Write the records out again, precisely as they stand.

Figure content listings
──────────

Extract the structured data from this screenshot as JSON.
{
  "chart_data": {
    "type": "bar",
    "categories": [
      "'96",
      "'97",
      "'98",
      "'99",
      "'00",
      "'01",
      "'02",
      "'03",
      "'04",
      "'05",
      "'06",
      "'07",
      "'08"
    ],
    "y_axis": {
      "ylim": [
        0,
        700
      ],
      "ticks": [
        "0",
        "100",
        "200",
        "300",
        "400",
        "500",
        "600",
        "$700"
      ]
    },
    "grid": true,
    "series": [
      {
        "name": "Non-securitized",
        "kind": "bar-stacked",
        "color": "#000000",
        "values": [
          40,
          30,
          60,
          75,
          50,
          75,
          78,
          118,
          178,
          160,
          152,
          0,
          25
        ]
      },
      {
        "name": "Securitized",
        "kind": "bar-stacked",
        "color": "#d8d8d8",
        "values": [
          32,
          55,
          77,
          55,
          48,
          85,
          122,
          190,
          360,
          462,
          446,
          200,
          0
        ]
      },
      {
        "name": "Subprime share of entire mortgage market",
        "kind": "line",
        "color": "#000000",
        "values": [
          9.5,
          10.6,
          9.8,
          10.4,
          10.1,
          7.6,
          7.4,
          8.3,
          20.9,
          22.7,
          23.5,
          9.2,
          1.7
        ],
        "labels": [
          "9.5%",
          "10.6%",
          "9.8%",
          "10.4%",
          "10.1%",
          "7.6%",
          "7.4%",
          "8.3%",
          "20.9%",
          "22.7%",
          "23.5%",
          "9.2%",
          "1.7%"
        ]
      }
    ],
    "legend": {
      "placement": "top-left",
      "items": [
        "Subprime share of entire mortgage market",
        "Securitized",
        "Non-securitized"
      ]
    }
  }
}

──────────

● **Expected answer**:
Extract the structured data from this screenshot as JSON.
{
  "chart_data": {
    "type": "bar",
    "categories": [
      "'96",
      "'97",
      "'98",
      "'99",
      "'00",
      "'01",
      "'02",
      "'03",
      "'04",
      "'05",
      "'06",
      "'07",
      "'08"
    ],
    "y_axis": {
      "ylim": [
        0,
        700
      ],
      "ticks": [
        "0",
        "100",
        "200",
        "300",
        "400",
        "500",
        "600",
        "$700"
      ]
    },
    "grid": true,
    "series": [
      {
        "name": "Non-securitized",
        "kind": "bar-stacked",
        "color": "#000000",
        "values": [
          40,
          30,
          60,
          75,
          50,
          75,
          78,
          118,
          178,
          160,
          152,
          0,
          25
        ]
      },
      {
        "name": "Securitized",
        "kind": "bar-stacked",
        "color": "#d8d8d8",
        "values": [
          32,
          55,
          77,
          55,
          48,
          85,
          122,
          190,
          360,
          462,
          446,
          200,
          0
        ]
      },
      {
        "name": "Subprime share of entire mortgage market",
        "kind": "line",
        "color": "#000000",
        "values": [
          9.5,
          10.6,
          9.8,
          10.4,
          10.1,
          7.6,
          7.4,
          8.3,
          20.9,
          22.7,
          23.5,
          9.2,
          1.7
        ],
        "labels": [
          "9.5%",
          "10.6%",
          "9.8%",
          "10.4%",
          "10.1%",
          "7.6%",
          "7.4%",
          "8.3%",
          "20.9%",
          "22.7%",
          "23.5%",
          "9.2%",
          "1.7%"
        ]
      }
    ],
    "legend": {
      "placement": "top-left",
      "items": [
        "Subprime share of entire mortgage market",
        "Securitized",
        "Non-securitized"
      ]
    }
  }
}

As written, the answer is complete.